*Passage for review*:
=== Begin Enclosure ===

Saying stuff about stuff.

Caching dependencies on GitHub Actions

I previously wrote about caching gems on CircleCI and although this is even easier to achieve with GitHub Actions there’s still a useful approach worth applying that will minimise the overall time spent installing dependencies when a workflow contains many jobs.

The thing I want to prevent is each job having to download and install its dependencies, when this occurs one of the jobs will finish first and write to the cache and then we’ll see something like Cache hit occurred on the primary key BIG-LONG-KEY, not saving cache from the Post Run actions/cache@v2 output in other jobs. Nothing will blow up, but all of those separate jobs installing dependencies are wasting billable time.

The simple fix is to declare an initial job whose sole purpose is to do the work of installing dependencies and to make them available for the other jobs. Rather than store the installed dependencies as a workflow artifact I prefer to treat this step as warming a cache — which may be a little more verbose but I think is simpler overall (also, with this approach, the cache is treated as a performance optimisation and each dependant job is still able to run if it isn’t present for for some reason).

Caching gem dependencies

Here’s an example of installing gems, note the job cache_gems and how the other jobs declare it as a dependency by specifying needs: cache_gems:

on: [push]

jobs:
  cache_gems:
    name: Cache gems
    runs-on: ubuntu-latest
    steps:
    - uses: actions/checkout@v3
    - uses: ruby/setup-ruby@v1
      with:
        # We always need to tell ruby/setup-ruby to cache the gems for us.
        bundler-cache: true

  brakeman:
    name: Brakeman
    runs-on: ubuntu-latest

    # Tell this job to wait for the `cache_gems` job to successfully complete
    # before it runs.
    needs: cache_gems

    steps:
    - uses: actions/checkout@v3

    # Each dependant job still need to install Ruby and ensure that it reads
    # from the cache before installing the gems (which is as simple as
    # specifying `bundler-cache: true` when using ruby/setup-ruby).
    - uses: ruby/setup-ruby@v1
      with:
        bundler-cache: true

    # Now run your actual CI command.

=== End Enclosure ===

*Task set*:
a) Answer these questions from the post on caching dependencies with GitHub Actions:
(i) What message appears in the Post Run actions/cache@v2 output of other jobs after one job has already written to the cache?
(ii) What line in the Brakeman job tells it to wait for the gem-caching job?
(iii) What setting tells ruby/setup-ruby to cache the gems?
b) Decide whether each statement agrees with the post on caching dependencies with GitHub Actions. Answer yes or no and quote the words that settle it.
(i) The author prefers to store the installed dependencies as a workflow artifact.
(ii) A dependent job can still run if the cache is not present.
(iii) Having several jobs each install their dependencies causes the workflow to fail.

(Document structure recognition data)
=== Begin Enclosure ===

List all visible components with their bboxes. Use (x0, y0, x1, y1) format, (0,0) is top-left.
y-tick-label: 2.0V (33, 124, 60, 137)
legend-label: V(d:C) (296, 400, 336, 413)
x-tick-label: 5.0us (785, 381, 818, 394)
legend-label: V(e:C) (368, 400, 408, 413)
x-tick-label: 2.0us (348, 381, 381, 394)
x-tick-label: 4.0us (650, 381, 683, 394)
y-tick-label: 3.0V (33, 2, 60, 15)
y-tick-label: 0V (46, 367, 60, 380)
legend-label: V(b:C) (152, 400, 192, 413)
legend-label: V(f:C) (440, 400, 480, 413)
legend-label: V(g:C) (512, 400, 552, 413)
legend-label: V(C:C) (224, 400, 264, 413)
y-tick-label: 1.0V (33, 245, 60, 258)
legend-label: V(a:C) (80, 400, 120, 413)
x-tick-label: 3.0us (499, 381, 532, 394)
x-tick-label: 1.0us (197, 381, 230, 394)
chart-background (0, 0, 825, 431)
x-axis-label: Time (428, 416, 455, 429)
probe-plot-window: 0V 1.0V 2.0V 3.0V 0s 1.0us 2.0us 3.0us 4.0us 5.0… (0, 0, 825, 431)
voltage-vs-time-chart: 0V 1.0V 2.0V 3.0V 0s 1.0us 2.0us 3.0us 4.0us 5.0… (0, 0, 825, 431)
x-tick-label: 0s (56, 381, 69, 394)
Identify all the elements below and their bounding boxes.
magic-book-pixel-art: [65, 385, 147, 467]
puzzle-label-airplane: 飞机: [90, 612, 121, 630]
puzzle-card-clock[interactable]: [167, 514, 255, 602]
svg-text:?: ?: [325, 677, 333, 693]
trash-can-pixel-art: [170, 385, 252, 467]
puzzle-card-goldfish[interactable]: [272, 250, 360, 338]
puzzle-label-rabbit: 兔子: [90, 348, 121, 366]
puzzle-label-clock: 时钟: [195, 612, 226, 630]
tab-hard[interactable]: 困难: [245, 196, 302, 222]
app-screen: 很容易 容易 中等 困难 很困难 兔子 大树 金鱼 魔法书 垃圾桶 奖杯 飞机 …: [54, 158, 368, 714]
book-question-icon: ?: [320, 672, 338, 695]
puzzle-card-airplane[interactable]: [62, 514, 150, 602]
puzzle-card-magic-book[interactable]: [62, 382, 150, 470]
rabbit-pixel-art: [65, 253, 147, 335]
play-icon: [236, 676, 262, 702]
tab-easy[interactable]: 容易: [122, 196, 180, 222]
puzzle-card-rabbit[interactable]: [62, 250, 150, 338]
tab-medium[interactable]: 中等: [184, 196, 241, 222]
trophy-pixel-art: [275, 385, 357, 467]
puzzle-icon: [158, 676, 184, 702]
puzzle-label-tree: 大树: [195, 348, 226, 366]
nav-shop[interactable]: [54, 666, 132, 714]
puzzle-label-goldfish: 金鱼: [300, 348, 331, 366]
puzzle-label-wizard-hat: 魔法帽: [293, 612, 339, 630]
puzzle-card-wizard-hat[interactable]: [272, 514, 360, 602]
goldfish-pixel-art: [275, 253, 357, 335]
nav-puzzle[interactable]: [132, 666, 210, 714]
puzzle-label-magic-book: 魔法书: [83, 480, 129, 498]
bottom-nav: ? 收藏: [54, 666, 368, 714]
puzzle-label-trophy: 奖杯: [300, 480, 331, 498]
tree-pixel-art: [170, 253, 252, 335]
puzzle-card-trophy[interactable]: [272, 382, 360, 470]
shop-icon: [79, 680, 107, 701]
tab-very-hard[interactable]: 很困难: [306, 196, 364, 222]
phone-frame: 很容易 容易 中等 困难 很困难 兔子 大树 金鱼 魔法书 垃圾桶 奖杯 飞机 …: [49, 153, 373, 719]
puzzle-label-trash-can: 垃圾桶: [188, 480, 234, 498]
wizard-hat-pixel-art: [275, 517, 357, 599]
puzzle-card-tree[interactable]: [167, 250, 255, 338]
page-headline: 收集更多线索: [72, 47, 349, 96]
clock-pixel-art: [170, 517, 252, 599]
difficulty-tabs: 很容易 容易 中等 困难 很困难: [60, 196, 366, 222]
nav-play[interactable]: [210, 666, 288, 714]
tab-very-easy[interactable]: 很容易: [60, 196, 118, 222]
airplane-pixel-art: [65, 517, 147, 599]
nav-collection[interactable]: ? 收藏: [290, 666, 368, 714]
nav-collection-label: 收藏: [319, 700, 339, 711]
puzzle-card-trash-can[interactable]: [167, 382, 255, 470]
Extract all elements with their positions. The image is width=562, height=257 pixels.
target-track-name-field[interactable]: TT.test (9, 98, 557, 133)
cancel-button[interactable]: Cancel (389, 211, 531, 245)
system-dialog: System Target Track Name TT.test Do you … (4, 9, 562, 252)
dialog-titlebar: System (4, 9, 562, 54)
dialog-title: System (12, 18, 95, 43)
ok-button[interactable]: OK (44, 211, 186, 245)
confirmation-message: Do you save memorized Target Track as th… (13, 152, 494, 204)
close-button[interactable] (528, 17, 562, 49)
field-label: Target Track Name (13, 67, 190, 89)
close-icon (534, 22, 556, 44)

=== End Enclosure ===

*Answers below*:
a)
(i) Cache hit occurred on the primary key BIG-LONG-KEY, not saving cache
(ii) needs: cache_gems
(iii) bundler-cache: true

b)
(i) No: "Rather than store the installed dependencies as a workflow artifact I prefer to treat this step as warming a cache"
(ii) Yes: "each dependant job is still able to run if it isn’t present"
(iii) No: "Nothing will blow up, but all of those separate jobs installing dependencies are wasting billable time."